* Start Raw data *

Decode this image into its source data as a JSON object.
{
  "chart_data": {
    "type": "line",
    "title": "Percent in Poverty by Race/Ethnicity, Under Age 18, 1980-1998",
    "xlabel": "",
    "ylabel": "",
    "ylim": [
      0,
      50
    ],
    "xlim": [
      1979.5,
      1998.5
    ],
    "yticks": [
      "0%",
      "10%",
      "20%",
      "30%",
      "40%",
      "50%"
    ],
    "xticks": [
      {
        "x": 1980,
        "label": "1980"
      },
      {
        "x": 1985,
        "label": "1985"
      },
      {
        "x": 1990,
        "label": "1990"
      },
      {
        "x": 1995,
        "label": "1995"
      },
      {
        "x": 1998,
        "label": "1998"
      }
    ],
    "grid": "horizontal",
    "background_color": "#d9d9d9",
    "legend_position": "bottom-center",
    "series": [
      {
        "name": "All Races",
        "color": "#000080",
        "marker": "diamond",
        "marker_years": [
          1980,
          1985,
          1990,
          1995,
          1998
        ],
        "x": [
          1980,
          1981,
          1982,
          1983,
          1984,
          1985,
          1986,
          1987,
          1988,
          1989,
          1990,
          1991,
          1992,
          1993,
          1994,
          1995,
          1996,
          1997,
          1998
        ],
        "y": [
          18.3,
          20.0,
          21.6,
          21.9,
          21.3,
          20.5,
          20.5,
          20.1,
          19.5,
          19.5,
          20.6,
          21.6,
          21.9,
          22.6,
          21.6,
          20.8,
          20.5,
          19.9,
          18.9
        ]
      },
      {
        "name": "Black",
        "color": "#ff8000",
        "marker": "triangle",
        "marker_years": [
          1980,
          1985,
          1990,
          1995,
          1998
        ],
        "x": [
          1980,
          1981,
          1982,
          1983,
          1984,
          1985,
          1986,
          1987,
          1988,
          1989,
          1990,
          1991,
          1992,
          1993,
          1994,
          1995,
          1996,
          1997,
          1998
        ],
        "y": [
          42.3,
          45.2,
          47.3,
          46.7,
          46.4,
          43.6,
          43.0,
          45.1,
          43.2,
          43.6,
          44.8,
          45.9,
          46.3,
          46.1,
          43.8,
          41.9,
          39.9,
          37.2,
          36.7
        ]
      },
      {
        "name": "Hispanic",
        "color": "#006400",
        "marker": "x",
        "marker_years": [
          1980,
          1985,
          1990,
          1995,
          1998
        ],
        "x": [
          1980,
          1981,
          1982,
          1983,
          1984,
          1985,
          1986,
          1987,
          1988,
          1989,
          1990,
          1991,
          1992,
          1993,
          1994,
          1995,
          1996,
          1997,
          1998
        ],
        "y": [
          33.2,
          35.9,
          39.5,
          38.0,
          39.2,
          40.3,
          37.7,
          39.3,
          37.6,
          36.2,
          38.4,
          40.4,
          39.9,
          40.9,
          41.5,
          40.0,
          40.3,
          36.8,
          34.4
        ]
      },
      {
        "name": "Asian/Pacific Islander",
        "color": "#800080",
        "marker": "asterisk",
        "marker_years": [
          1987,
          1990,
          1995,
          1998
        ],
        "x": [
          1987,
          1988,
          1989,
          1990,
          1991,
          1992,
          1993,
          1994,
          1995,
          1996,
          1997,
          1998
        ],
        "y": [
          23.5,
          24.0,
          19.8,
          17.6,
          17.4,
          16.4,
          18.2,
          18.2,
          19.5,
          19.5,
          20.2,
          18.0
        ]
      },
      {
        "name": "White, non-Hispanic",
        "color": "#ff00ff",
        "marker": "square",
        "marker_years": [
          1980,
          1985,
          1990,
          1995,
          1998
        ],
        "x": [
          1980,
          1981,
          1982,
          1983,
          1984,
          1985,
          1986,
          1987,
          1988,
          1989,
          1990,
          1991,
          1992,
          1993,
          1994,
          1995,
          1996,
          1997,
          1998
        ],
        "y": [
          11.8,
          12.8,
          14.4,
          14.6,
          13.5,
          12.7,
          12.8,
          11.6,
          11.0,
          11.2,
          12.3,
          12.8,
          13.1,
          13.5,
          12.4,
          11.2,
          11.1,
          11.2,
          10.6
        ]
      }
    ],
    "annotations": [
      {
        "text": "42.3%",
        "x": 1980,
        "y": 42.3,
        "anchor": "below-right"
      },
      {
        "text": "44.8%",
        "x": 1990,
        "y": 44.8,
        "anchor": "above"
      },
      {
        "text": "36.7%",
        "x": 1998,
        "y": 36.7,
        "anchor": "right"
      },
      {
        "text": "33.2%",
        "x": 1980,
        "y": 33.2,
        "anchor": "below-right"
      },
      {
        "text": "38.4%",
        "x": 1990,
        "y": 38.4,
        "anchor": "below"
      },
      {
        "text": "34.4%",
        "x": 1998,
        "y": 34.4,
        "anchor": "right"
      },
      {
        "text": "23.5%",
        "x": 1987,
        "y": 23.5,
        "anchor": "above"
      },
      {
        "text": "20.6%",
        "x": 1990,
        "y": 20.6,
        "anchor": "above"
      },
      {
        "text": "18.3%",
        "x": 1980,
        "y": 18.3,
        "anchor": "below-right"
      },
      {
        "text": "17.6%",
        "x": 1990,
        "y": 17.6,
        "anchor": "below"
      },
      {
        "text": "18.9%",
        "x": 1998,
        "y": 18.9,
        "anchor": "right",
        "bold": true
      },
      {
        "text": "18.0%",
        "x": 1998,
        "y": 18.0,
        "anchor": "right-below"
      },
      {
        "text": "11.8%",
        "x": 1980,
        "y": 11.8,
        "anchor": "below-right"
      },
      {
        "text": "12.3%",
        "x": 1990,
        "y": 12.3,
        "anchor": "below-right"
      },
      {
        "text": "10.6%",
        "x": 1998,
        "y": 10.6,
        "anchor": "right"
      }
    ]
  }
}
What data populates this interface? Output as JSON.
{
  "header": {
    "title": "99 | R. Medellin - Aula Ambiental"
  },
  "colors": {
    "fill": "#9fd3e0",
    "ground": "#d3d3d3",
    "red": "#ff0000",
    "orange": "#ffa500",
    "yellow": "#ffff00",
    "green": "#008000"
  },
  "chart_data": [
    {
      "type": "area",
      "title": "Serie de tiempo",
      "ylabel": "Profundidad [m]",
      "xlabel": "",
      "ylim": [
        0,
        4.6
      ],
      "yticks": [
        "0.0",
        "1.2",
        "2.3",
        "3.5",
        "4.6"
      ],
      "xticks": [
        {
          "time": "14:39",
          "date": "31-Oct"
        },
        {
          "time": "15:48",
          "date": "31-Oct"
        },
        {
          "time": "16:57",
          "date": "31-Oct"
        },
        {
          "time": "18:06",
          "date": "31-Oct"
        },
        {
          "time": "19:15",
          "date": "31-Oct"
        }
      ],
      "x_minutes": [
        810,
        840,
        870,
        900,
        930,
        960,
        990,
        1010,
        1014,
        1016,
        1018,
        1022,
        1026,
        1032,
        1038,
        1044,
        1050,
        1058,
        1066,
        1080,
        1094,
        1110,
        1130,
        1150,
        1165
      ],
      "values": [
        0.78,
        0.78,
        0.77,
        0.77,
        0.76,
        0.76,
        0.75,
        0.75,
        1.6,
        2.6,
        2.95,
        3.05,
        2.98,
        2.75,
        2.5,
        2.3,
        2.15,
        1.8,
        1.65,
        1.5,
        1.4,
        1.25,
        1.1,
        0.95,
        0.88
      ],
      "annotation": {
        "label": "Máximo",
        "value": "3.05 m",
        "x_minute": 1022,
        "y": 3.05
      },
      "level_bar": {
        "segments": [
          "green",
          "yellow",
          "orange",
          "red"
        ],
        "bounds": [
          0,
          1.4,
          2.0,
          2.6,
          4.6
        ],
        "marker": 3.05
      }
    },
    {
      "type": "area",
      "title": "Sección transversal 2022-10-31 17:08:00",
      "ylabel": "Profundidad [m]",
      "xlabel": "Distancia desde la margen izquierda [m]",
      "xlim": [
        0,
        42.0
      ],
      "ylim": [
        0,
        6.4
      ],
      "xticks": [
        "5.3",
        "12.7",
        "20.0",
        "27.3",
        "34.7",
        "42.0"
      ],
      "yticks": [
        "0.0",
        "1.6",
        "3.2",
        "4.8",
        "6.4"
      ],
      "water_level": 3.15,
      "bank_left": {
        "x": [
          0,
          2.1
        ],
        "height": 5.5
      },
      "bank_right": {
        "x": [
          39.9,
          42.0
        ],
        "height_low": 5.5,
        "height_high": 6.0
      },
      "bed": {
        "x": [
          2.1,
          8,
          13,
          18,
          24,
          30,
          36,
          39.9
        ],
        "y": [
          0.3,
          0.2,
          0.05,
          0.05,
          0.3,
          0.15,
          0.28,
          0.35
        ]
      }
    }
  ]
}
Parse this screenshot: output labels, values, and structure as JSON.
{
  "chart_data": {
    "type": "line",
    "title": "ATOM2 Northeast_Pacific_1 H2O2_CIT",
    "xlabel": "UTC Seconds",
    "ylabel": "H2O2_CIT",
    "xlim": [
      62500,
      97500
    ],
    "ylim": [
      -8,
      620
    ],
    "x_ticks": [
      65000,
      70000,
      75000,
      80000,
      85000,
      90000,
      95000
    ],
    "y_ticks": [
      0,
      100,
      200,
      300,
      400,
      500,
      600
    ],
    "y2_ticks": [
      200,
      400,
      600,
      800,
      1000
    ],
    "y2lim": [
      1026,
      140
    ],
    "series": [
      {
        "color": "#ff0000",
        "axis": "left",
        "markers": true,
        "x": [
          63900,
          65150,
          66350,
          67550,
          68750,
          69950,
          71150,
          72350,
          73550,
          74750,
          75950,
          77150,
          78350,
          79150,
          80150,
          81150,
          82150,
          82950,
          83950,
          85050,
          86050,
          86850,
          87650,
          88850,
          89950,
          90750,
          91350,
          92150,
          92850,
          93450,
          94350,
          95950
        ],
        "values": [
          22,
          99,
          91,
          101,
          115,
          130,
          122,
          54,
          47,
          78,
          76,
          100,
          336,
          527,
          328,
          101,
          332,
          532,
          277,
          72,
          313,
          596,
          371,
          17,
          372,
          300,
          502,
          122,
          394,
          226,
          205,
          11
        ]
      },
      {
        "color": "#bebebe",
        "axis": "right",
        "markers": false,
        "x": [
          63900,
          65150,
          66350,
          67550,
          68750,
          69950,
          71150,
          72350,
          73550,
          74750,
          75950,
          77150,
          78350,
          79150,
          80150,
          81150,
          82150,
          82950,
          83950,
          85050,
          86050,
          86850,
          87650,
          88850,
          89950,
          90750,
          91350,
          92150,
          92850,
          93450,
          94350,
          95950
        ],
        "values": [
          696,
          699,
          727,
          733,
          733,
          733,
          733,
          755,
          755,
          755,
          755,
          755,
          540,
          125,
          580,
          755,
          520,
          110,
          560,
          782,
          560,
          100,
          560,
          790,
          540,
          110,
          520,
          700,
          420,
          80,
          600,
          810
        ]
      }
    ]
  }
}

* End Raw data *

- **Request**:
Check each line above for the word "this" and copy the ones that have it.

- **Answer to the task**:
Decode this image into its source data as a JSON object.
What data populates this interface? Output as JSON.
Parse this screenshot: output labels, values, and structure as JSON.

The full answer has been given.